## STATED GOAL
Return each line containing the string "ylabel".
━━━━━━━━━━━━━━━━━━━━━━━━━━━━━━
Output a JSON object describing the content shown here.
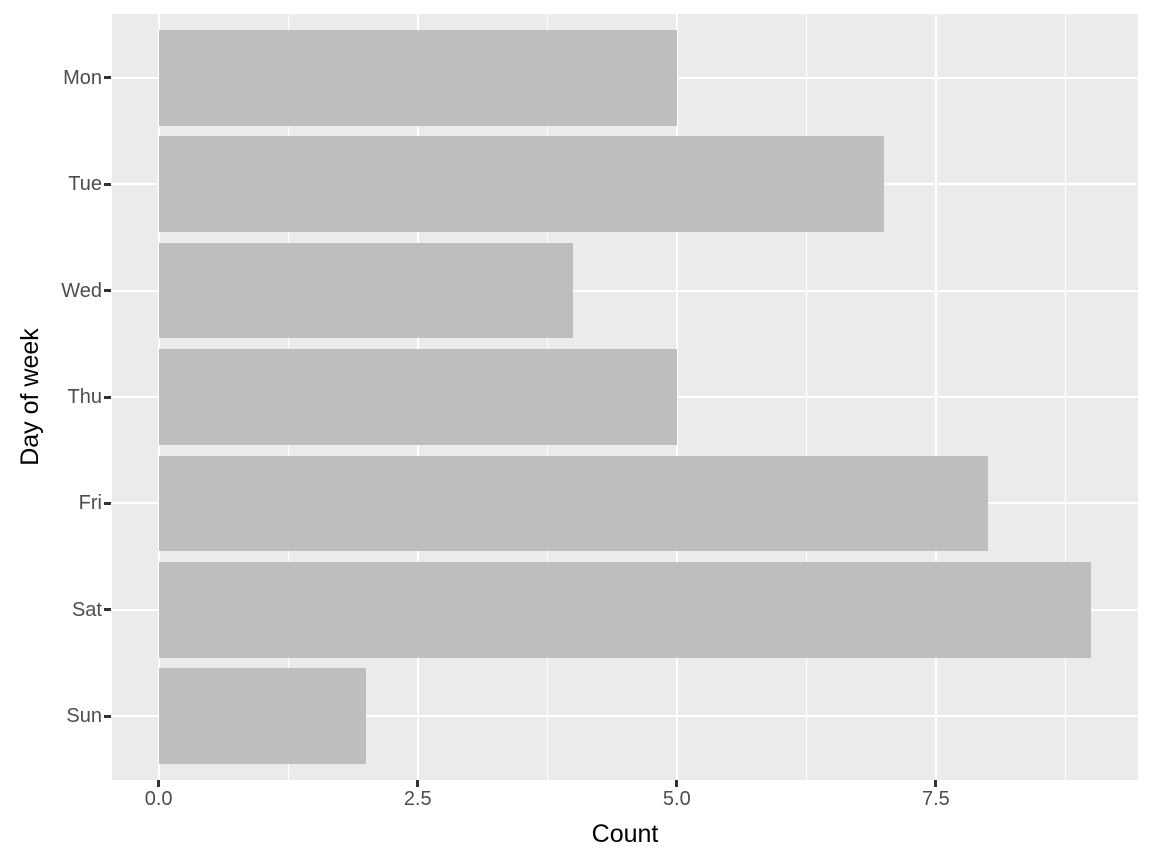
{
  "chart_data": {
    "type": "bar",
    "orientation": "horizontal",
    "title": "",
    "xlabel": "Count",
    "ylabel": "Day of week",
    "categories": [
      "Mon",
      "Tue",
      "Wed",
      "Thu",
      "Fri",
      "Sat",
      "Sun"
    ],
    "values": [
      5,
      7,
      4,
      5,
      8,
      9,
      2
    ],
    "x_ticks": [
      {
        "value": 0,
        "label": "0.0"
      },
      {
        "value": 2.5,
        "label": "2.5"
      },
      {
        "value": 5,
        "label": "5.0"
      },
      {
        "value": 7.5,
        "label": "7.5"
      }
    ],
    "x_minor_gridlines": [
      1.25,
      3.75,
      6.25,
      8.75
    ],
    "xlim": [
      -0.45,
      9.45
    ],
    "y_pad_units": 0.6,
    "bar_width_units": 0.9,
    "grid": true,
    "legend": "none",
    "colors": {
      "panel_background": "#EBEBEB",
      "bar_fill": "#BEBEBE",
      "gridline": "#FFFFFF",
      "tick_label_text": "#4D4D4D",
      "axis_title_text": "#000000",
      "tick_mark": "#333333",
      "figure_background": "#FFFFFF"
    }
  }
}
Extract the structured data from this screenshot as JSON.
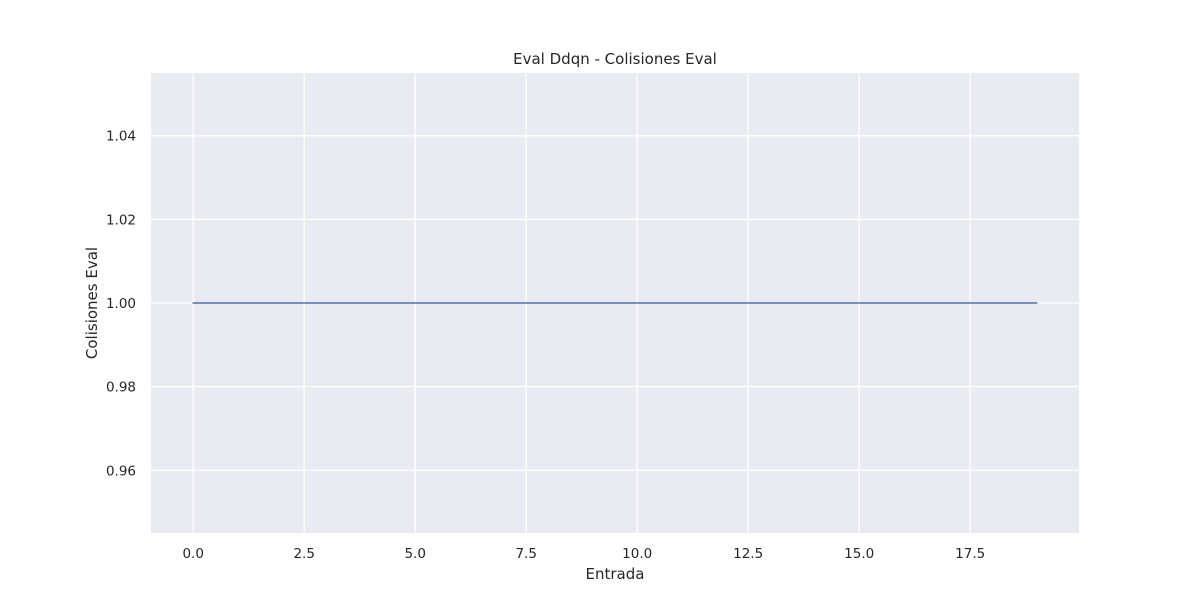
{
  "chart_data": {
    "type": "line",
    "title": "Eval Ddqn - Colisiones Eval",
    "xlabel": "Entrada",
    "ylabel": "Colisiones Eval",
    "x": [
      0,
      1,
      2,
      3,
      4,
      5,
      6,
      7,
      8,
      9,
      10,
      11,
      12,
      13,
      14,
      15,
      16,
      17,
      18,
      19
    ],
    "series": [
      {
        "values": [
          1,
          1,
          1,
          1,
          1,
          1,
          1,
          1,
          1,
          1,
          1,
          1,
          1,
          1,
          1,
          1,
          1,
          1,
          1,
          1
        ]
      }
    ],
    "xlim": [
      -0.95,
      19.95
    ],
    "ylim": [
      0.945,
      1.055
    ],
    "x_ticks": [
      0.0,
      2.5,
      5.0,
      7.5,
      10.0,
      12.5,
      15.0,
      17.5
    ],
    "x_tick_labels": [
      "0.0",
      "2.5",
      "5.0",
      "7.5",
      "10.0",
      "12.5",
      "15.0",
      "17.5"
    ],
    "y_ticks": [
      0.96,
      0.98,
      1.0,
      1.02,
      1.04
    ],
    "y_tick_labels": [
      "0.96",
      "0.98",
      "1.00",
      "1.02",
      "1.04"
    ],
    "grid": true,
    "colors": {
      "plot_background": "#eaeaf2",
      "grid": "#ffffff",
      "line": "#4c72b0",
      "text": "#262626"
    }
  }
}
━━━━━━━━━━━━━━━━━━━━━━━━━━━━━━
## COMPLETED TASK
    "ylabel": "Day of week",
    "ylabel": "Colisiones Eval",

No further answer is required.